[GIVEN RECORDS start]

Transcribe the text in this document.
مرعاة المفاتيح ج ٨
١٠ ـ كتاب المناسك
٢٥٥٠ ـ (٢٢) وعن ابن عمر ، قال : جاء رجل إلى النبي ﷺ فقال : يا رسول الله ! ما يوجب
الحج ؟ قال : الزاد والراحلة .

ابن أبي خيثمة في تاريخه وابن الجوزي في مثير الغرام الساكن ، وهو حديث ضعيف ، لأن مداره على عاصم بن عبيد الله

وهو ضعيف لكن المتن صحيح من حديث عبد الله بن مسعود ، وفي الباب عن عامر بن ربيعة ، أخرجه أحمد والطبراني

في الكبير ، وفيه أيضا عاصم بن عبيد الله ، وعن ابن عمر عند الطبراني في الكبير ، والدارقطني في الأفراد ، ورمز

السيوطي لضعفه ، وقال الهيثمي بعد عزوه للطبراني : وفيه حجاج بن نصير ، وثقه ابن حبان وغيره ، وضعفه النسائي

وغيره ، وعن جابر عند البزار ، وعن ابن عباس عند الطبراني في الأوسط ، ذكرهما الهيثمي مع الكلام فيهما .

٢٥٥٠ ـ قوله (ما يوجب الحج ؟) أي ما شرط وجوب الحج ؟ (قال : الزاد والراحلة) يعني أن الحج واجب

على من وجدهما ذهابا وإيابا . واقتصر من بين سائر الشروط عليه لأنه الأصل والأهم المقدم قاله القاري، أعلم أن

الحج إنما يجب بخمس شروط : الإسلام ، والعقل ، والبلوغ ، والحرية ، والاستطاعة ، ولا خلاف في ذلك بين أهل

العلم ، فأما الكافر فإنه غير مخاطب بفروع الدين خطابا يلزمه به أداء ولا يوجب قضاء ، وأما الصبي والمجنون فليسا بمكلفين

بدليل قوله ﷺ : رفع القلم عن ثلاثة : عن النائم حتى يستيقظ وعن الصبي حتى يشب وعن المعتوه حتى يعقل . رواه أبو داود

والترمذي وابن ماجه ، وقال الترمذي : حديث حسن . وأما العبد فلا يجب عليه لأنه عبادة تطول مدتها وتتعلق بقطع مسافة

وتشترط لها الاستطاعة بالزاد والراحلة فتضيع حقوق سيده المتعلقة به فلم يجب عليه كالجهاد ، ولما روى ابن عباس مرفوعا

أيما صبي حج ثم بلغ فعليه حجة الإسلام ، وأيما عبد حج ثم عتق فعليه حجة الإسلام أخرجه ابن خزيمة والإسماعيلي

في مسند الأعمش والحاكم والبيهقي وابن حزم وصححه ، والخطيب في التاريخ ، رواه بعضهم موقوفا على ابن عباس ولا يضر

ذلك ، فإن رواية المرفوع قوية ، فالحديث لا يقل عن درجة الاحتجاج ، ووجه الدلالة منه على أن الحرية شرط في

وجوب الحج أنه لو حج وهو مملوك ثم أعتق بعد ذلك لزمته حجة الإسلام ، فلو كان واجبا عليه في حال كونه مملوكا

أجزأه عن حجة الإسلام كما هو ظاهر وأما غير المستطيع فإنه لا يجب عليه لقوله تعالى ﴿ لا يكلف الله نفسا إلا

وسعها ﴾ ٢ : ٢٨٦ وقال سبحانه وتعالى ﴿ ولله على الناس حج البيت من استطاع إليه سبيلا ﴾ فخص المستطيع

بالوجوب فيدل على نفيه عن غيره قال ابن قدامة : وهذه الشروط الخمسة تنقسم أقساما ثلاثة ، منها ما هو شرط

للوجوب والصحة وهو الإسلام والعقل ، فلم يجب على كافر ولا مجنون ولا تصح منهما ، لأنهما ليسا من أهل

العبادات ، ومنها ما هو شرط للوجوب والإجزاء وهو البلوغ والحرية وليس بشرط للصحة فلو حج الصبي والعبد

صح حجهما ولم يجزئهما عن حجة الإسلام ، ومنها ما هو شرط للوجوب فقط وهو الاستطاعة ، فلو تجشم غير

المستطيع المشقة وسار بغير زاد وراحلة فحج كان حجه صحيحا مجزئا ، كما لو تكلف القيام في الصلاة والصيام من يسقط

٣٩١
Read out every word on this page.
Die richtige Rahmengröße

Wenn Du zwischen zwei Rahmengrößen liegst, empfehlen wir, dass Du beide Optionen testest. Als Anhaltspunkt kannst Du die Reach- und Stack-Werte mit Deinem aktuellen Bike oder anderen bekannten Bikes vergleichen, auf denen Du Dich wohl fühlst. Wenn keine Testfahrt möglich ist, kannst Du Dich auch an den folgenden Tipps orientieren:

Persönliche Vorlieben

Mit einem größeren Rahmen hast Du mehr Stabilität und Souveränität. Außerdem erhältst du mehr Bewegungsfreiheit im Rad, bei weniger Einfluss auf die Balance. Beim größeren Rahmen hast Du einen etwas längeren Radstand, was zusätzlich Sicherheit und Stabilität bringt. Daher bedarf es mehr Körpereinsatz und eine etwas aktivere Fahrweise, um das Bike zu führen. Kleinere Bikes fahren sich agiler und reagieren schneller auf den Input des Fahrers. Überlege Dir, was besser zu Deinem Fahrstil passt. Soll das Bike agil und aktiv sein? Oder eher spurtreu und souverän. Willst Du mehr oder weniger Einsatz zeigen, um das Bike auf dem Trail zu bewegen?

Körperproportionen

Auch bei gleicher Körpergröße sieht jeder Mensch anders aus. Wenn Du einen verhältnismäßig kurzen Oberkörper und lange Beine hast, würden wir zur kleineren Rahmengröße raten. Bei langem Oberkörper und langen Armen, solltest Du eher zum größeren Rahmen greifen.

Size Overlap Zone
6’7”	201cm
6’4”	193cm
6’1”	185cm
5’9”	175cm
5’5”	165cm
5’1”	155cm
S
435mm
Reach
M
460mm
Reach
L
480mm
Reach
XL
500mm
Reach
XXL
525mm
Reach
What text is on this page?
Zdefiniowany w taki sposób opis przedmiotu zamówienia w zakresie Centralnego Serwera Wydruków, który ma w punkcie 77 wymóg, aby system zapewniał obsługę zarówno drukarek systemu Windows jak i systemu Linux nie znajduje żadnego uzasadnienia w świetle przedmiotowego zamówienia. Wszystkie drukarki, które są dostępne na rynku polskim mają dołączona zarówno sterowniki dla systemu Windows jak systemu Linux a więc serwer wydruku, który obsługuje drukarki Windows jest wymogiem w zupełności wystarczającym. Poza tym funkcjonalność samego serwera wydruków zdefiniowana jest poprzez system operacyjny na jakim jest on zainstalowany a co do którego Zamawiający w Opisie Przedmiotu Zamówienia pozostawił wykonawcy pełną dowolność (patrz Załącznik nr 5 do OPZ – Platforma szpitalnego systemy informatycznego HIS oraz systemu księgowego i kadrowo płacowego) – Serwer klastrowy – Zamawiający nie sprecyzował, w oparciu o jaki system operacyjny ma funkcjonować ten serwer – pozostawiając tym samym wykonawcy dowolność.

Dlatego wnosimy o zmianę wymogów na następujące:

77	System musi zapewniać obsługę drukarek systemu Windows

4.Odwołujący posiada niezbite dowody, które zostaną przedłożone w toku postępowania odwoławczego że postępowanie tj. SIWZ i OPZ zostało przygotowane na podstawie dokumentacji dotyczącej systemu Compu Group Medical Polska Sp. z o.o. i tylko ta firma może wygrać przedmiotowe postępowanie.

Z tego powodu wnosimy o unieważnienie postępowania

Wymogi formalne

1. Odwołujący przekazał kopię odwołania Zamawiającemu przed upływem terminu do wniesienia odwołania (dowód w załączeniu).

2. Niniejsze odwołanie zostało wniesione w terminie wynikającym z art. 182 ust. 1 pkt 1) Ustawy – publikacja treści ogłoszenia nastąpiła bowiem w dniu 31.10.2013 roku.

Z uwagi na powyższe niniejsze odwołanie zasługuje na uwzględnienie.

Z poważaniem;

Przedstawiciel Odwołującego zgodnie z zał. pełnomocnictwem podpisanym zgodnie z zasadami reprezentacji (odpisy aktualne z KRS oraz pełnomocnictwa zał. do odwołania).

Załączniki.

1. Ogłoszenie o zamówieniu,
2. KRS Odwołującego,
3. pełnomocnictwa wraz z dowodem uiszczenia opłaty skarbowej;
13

[GIVEN RECORDS end]

* WHAT NEEDS TO BE DONE *
Extract from the data every line where "وغيره" shows up.

* OUTPUT *
السيوطي لضعفه ، وقال الهيثمي بعد عزوه للطبراني : وفيه حجاج بن نصير ، وثقه ابن حبان وغيره ، وضعفه النسائي
وغيره ، وعن جابر عند البزار ، وعن ابن عباس عند الطبراني في الأوسط ، ذكرهما الهيثمي مع الكلام فيهما .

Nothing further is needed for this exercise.